[Start of STORED DATA]
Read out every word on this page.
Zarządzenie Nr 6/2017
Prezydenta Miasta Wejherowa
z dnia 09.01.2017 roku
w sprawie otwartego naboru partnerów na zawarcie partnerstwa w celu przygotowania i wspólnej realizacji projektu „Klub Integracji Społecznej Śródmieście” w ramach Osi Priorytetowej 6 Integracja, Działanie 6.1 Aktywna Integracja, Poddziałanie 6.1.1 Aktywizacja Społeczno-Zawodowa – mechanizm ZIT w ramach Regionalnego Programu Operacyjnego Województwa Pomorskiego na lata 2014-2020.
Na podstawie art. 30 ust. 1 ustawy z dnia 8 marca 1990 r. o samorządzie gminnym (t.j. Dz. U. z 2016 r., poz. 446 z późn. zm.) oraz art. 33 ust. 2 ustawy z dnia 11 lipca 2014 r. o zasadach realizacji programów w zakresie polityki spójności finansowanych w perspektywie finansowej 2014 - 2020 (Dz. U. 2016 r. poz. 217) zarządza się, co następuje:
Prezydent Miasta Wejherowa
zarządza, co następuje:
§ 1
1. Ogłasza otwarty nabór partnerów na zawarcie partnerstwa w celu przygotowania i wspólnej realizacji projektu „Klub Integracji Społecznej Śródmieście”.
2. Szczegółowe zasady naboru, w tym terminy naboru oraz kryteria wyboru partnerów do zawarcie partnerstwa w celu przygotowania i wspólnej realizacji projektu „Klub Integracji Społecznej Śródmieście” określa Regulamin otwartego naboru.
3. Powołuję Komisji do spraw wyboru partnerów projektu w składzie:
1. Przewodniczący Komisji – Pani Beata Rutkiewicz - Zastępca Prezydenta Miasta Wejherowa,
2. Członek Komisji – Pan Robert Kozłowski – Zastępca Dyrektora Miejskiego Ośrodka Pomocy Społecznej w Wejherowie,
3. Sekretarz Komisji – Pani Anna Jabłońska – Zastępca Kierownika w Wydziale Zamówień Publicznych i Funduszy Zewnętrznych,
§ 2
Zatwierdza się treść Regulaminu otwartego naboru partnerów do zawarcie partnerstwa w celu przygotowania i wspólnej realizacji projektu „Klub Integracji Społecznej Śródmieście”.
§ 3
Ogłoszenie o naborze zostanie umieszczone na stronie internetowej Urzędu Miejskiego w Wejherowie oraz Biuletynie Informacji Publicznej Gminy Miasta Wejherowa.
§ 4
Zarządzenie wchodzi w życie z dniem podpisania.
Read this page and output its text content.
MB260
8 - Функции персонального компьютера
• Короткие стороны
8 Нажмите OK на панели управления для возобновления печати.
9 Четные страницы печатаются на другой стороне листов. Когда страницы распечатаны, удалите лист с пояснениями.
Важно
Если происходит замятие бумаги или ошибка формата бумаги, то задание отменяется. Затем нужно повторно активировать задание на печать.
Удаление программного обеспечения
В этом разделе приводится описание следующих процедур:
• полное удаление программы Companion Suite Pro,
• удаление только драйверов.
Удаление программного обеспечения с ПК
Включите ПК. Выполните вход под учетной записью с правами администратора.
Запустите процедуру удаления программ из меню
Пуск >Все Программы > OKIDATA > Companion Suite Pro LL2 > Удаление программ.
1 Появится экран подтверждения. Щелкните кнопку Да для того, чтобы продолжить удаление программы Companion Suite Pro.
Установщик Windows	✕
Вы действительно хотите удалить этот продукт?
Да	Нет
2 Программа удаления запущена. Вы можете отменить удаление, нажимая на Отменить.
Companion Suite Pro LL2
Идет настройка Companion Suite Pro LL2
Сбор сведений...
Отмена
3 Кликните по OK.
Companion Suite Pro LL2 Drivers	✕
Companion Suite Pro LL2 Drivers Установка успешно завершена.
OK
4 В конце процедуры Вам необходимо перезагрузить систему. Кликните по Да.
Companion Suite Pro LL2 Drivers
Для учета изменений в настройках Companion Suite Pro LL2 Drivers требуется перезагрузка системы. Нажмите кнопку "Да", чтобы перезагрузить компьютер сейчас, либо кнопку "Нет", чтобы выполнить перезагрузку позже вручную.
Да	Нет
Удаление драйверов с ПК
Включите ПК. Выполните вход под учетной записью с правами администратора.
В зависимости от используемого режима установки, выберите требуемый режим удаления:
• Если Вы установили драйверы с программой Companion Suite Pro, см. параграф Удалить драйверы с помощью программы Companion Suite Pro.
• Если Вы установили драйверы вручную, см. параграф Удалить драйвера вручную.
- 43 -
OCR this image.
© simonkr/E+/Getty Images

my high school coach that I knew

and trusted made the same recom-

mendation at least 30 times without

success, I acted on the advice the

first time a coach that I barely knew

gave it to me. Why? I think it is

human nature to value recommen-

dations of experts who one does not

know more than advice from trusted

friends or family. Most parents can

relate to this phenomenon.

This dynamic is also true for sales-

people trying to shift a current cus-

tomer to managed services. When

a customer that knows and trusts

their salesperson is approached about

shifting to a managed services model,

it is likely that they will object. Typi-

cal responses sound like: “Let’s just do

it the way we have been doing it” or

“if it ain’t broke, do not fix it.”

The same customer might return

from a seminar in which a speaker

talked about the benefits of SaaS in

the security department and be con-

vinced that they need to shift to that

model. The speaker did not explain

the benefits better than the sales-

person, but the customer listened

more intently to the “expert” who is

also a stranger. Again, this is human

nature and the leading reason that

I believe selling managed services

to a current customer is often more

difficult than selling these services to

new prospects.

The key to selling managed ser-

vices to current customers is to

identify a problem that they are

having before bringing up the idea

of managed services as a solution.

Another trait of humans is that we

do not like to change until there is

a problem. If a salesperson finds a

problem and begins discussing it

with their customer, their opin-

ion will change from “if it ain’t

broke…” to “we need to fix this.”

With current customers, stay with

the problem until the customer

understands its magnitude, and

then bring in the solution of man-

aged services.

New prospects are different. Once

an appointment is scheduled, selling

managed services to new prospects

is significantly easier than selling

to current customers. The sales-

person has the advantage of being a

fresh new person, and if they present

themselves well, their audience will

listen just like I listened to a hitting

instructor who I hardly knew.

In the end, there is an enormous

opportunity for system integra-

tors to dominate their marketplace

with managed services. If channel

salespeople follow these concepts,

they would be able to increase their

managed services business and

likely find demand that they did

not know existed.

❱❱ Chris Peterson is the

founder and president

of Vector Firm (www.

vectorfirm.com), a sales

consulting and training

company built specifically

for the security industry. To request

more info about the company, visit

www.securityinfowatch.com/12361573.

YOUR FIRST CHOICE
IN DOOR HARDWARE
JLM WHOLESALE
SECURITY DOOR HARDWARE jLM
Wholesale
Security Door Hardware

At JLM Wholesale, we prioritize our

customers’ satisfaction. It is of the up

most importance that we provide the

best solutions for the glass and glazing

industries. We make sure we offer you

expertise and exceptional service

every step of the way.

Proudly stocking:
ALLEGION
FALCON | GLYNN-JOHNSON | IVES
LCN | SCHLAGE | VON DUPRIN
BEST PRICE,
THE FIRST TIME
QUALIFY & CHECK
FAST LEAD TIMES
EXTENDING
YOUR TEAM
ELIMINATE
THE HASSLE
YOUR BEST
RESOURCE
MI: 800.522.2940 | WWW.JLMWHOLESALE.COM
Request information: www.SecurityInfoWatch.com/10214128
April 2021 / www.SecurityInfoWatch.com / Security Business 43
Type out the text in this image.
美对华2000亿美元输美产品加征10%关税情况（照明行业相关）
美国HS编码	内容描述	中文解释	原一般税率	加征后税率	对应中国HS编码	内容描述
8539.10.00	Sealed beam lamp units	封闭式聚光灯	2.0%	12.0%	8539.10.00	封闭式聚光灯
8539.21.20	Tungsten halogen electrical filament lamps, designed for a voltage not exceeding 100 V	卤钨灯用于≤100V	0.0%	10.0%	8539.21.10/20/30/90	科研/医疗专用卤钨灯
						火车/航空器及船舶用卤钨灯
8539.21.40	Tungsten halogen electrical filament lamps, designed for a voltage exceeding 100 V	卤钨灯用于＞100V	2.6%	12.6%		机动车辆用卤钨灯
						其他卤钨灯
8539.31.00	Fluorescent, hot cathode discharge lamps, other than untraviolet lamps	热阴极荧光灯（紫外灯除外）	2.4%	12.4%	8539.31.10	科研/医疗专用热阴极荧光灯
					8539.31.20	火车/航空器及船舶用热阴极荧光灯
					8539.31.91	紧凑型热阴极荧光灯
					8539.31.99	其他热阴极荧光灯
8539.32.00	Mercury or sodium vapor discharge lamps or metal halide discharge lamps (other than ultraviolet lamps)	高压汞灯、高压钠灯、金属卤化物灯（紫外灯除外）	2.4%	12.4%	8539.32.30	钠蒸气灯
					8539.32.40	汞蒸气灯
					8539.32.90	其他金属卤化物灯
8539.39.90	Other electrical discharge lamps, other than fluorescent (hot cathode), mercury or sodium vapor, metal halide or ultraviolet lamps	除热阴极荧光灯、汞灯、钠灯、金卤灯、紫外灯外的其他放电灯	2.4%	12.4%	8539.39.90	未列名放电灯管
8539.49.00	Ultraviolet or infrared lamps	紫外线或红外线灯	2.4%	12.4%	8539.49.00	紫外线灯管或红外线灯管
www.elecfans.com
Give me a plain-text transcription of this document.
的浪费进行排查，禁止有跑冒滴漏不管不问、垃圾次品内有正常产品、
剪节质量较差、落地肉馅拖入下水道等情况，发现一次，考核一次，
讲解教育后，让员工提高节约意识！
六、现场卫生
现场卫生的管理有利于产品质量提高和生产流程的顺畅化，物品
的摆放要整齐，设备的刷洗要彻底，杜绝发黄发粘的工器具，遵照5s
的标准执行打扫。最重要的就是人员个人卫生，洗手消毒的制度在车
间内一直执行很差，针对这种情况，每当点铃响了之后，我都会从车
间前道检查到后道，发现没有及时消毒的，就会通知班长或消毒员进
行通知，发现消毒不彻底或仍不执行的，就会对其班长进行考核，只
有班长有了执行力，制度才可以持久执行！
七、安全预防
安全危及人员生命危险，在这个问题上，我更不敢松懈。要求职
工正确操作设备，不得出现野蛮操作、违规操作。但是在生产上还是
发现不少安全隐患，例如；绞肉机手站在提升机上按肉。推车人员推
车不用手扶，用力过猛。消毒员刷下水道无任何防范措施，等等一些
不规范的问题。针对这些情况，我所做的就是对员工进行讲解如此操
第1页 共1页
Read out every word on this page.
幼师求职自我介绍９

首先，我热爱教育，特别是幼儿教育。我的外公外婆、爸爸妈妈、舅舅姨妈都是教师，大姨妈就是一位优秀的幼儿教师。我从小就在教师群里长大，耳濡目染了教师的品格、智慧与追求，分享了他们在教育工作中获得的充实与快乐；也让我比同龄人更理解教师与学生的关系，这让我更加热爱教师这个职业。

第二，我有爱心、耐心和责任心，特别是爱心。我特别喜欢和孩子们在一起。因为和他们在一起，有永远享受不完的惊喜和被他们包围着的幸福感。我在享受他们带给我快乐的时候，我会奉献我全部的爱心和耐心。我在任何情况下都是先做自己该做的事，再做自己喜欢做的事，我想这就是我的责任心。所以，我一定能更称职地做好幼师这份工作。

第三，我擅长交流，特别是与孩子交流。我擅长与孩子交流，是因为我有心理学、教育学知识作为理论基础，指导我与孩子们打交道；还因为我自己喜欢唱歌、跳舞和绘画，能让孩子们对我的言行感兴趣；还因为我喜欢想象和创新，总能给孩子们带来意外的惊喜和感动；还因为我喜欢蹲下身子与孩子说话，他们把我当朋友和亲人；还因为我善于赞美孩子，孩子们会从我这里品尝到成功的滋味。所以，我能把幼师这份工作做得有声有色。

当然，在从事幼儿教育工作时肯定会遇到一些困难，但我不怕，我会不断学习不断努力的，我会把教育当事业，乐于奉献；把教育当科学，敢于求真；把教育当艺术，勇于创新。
[End of STORED DATA]
**WRITTEN TASK**
Nothing but the lines from the one with "Give me a plain-text" through the end of the data above should be repeated, each exactly as it stands.

**EXERCISE ANSWER**
Give me a plain-text transcription of this document.
的浪费进行排查，禁止有跑冒滴漏不管不问、垃圾次品内有正常产品、
剪节质量较差、落地肉馅拖入下水道等情况，发现一次，考核一次，
讲解教育后，让员工提高节约意识！
六、现场卫生
现场卫生的管理有利于产品质量提高和生产流程的顺畅化，物品
的摆放要整齐，设备的刷洗要彻底，杜绝发黄发粘的工器具，遵照5s
的标准执行打扫。最重要的就是人员个人卫生，洗手消毒的制度在车
间内一直执行很差，针对这种情况，每当点铃响了之后，我都会从车
间前道检查到后道，发现没有及时消毒的，就会通知班长或消毒员进
行通知，发现消毒不彻底或仍不执行的，就会对其班长进行考核，只
有班长有了执行力，制度才可以持久执行！
七、安全预防
安全危及人员生命危险，在这个问题上，我更不敢松懈。要求职
工正确操作设备，不得出现野蛮操作、违规操作。但是在生产上还是
发现不少安全隐患，例如；绞肉机手站在提升机上按肉。推车人员推
车不用手扶，用力过猛。消毒员刷下水道无任何防范措施，等等一些
不规范的问题。针对这些情况，我所做的就是对员工进行讲解如此操
第1页 共1页
Read out every word on this page.
幼师求职自我介绍９

首先，我热爱教育，特别是幼儿教育。我的外公外婆、爸爸妈妈、舅舅姨妈都是教师，大姨妈就是一位优秀的幼儿教师。我从小就在教师群里长大，耳濡目染了教师的品格、智慧与追求，分享了他们在教育工作中获得的充实与快乐；也让我比同龄人更理解教师与学生的关系，这让我更加热爱教师这个职业。

第二，我有爱心、耐心和责任心，特别是爱心。我特别喜欢和孩子们在一起。因为和他们在一起，有永远享受不完的惊喜和被他们包围着的幸福感。我在享受他们带给我快乐的时候，我会奉献我全部的爱心和耐心。我在任何情况下都是先做自己该做的事，再做自己喜欢做的事，我想这就是我的责任心。所以，我一定能更称职地做好幼师这份工作。

第三，我擅长交流，特别是与孩子交流。我擅长与孩子交流，是因为我有心理学、教育学知识作为理论基础，指导我与孩子们打交道；还因为我自己喜欢唱歌、跳舞和绘画，能让孩子们对我的言行感兴趣；还因为我喜欢想象和创新，总能给孩子们带来意外的惊喜和感动；还因为我喜欢蹲下身子与孩子说话，他们把我当朋友和亲人；还因为我善于赞美孩子，孩子们会从我这里品尝到成功的滋味。所以，我能把幼师这份工作做得有声有色。

当然，在从事幼儿教育工作时肯定会遇到一些困难，但我不怕，我会不断学习不断努力的，我会把教育当事业，乐于奉献；把教育当科学，敢于求真；把教育当艺术，勇于创新。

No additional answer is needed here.